[Directive]: Reproduce all entries word for word.

§

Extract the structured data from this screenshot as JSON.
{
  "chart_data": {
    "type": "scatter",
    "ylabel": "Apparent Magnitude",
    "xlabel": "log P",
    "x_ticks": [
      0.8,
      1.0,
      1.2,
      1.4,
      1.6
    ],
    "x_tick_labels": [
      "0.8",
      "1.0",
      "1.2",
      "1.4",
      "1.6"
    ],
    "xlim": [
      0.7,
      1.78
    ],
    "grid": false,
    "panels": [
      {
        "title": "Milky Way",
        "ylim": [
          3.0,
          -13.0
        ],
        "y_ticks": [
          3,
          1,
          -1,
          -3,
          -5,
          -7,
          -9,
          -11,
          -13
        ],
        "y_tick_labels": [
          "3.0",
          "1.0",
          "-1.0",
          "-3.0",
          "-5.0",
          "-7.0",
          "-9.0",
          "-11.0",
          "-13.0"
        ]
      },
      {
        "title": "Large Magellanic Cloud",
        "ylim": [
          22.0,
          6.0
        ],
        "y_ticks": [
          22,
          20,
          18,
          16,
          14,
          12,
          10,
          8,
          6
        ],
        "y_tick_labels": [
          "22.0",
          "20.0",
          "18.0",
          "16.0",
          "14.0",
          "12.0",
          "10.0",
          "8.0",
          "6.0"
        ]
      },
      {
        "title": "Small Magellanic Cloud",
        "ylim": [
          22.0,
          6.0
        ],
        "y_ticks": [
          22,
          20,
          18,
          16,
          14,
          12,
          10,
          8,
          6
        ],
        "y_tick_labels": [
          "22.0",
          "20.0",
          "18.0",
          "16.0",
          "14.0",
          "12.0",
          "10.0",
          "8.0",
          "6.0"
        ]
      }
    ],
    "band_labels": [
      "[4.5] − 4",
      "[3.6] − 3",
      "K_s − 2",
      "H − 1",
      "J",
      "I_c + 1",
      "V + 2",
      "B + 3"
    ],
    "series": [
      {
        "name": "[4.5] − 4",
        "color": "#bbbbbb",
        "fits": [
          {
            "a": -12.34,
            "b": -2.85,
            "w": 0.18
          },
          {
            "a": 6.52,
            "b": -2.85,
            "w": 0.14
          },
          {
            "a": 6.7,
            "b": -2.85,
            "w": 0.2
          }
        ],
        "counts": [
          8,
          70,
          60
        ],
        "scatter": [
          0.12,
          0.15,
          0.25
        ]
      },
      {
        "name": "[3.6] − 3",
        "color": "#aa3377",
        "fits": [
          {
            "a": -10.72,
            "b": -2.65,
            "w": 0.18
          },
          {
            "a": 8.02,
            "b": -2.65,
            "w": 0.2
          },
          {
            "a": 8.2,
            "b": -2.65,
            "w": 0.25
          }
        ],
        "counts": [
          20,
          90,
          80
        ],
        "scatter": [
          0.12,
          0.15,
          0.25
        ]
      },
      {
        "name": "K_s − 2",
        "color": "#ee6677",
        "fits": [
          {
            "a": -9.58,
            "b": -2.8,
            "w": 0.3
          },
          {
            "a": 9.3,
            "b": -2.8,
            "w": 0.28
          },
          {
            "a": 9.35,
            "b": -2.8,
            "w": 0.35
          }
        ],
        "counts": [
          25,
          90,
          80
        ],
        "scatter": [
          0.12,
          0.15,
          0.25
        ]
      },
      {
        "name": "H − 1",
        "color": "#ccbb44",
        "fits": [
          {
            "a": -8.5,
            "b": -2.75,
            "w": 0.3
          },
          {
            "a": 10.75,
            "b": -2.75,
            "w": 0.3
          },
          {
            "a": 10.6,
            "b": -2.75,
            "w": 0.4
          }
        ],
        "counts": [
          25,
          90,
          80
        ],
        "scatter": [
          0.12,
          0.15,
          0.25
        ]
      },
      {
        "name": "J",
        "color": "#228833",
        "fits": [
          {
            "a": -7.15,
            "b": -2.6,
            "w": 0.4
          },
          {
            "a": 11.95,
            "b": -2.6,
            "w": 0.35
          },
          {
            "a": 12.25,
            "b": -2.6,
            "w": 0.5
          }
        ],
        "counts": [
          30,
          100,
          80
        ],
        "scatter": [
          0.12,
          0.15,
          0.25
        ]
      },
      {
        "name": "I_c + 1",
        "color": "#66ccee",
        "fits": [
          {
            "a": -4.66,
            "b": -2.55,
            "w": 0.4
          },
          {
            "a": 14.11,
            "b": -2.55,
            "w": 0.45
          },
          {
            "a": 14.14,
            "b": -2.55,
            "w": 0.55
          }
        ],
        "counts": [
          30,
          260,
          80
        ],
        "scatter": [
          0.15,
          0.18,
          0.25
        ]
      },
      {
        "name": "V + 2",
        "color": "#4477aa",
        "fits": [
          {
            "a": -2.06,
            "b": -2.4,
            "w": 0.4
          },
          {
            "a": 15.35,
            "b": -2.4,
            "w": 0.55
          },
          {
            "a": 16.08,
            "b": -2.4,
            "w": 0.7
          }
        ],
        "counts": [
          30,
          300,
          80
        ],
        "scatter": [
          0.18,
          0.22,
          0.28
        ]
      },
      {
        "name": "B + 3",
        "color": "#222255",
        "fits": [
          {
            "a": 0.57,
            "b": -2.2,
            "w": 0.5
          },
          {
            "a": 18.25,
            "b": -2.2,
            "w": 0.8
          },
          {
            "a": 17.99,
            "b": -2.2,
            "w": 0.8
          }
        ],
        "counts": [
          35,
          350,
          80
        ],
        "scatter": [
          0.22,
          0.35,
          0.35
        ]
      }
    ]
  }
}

§

[Task response]:
Extract the structured data from this screenshot as JSON.
{
  "chart_data": {
    "type": "scatter",
    "ylabel": "Apparent Magnitude",
    "xlabel": "log P",
    "x_ticks": [
      0.8,
      1.0,
      1.2,
      1.4,
      1.6
    ],
    "x_tick_labels": [
      "0.8",
      "1.0",
      "1.2",
      "1.4",
      "1.6"
    ],
    "xlim": [
      0.7,
      1.78
    ],
    "grid": false,
    "panels": [
      {
        "title": "Milky Way",
        "ylim": [
          3.0,
          -13.0
        ],
        "y_ticks": [
          3,
          1,
          -1,
          -3,
          -5,
          -7,
          -9,
          -11,
          -13
        ],
        "y_tick_labels": [
          "3.0",
          "1.0",
          "-1.0",
          "-3.0",
          "-5.0",
          "-7.0",
          "-9.0",
          "-11.0",
          "-13.0"
        ]
      },
      {
        "title": "Large Magellanic Cloud",
        "ylim": [
          22.0,
          6.0
        ],
        "y_ticks": [
          22,
          20,
          18,
          16,
          14,
          12,
          10,
          8,
          6
        ],
        "y_tick_labels": [
          "22.0",
          "20.0",
          "18.0",
          "16.0",
          "14.0",
          "12.0",
          "10.0",
          "8.0",
          "6.0"
        ]
      },
      {
        "title": "Small Magellanic Cloud",
        "ylim": [
          22.0,
          6.0
        ],
        "y_ticks": [
          22,
          20,
          18,
          16,
          14,
          12,
          10,
          8,
          6
        ],
        "y_tick_labels": [
          "22.0",
          "20.0",
          "18.0",
          "16.0",
          "14.0",
          "12.0",
          "10.0",
          "8.0",
          "6.0"
        ]
      }
    ],
    "band_labels": [
      "[4.5] − 4",
      "[3.6] − 3",
      "K_s − 2",
      "H − 1",
      "J",
      "I_c + 1",
      "V + 2",
      "B + 3"
    ],
    "series": [
      {
        "name": "[4.5] − 4",
        "color": "#bbbbbb",
        "fits": [
          {
            "a": -12.34,
            "b": -2.85,
            "w": 0.18
          },
          {
            "a": 6.52,
            "b": -2.85,
            "w": 0.14
          },
          {
            "a": 6.7,
            "b": -2.85,
            "w": 0.2
          }
        ],
        "counts": [
          8,
          70,
          60
        ],
        "scatter": [
          0.12,
          0.15,
          0.25
        ]
      },
      {
        "name": "[3.6] − 3",
        "color": "#aa3377",
        "fits": [
          {
            "a": -10.72,
            "b": -2.65,
            "w": 0.18
          },
          {
            "a": 8.02,
            "b": -2.65,
            "w": 0.2
          },
          {
            "a": 8.2,
            "b": -2.65,
            "w": 0.25
          }
        ],
        "counts": [
          20,
          90,
          80
        ],
        "scatter": [
          0.12,
          0.15,
          0.25
        ]
      },
      {
        "name": "K_s − 2",
        "color": "#ee6677",
        "fits": [
          {
            "a": -9.58,
            "b": -2.8,
            "w": 0.3
          },
          {
            "a": 9.3,
            "b": -2.8,
            "w": 0.28
          },
          {
            "a": 9.35,
            "b": -2.8,
            "w": 0.35
          }
        ],
        "counts": [
          25,
          90,
          80
        ],
        "scatter": [
          0.12,
          0.15,
          0.25
        ]
      },
      {
        "name": "H − 1",
        "color": "#ccbb44",
        "fits": [
          {
            "a": -8.5,
            "b": -2.75,
            "w": 0.3
          },
          {
            "a": 10.75,
            "b": -2.75,
            "w": 0.3
          },
          {
            "a": 10.6,
            "b": -2.75,
            "w": 0.4
          }
        ],
        "counts": [
          25,
          90,
          80
        ],
        "scatter": [
          0.12,
          0.15,
          0.25
        ]
      },
      {
        "name": "J",
        "color": "#228833",
        "fits": [
          {
            "a": -7.15,
            "b": -2.6,
            "w": 0.4
          },
          {
            "a": 11.95,
            "b": -2.6,
            "w": 0.35
          },
          {
            "a": 12.25,
            "b": -2.6,
            "w": 0.5
          }
        ],
        "counts": [
          30,
          100,
          80
        ],
        "scatter": [
          0.12,
          0.15,
          0.25
        ]
      },
      {
        "name": "I_c + 1",
        "color": "#66ccee",
        "fits": [
          {
            "a": -4.66,
            "b": -2.55,
            "w": 0.4
          },
          {
            "a": 14.11,
            "b": -2.55,
            "w": 0.45
          },
          {
            "a": 14.14,
            "b": -2.55,
            "w": 0.55
          }
        ],
        "counts": [
          30,
          260,
          80
        ],
        "scatter": [
          0.15,
          0.18,
          0.25
        ]
      },
      {
        "name": "V + 2",
        "color": "#4477aa",
        "fits": [
          {
            "a": -2.06,
            "b": -2.4,
            "w": 0.4
          },
          {
            "a": 15.35,
            "b": -2.4,
            "w": 0.55
          },
          {
            "a": 16.08,
            "b": -2.4,
            "w": 0.7
          }
        ],
        "counts": [
          30,
          300,
          80
        ],
        "scatter": [
          0.18,
          0.22,
          0.28
        ]
      },
      {
        "name": "B + 3",
        "color": "#222255",
        "fits": [
          {
            "a": 0.57,
            "b": -2.2,
            "w": 0.5
          },
          {
            "a": 18.25,
            "b": -2.2,
            "w": 0.8
          },
          {
            "a": 17.99,
            "b": -2.2,
            "w": 0.8
          }
        ],
        "counts": [
          35,
          350,
          80
        ],
        "scatter": [
          0.22,
          0.35,
          0.35
        ]
      }
    ]
  }
}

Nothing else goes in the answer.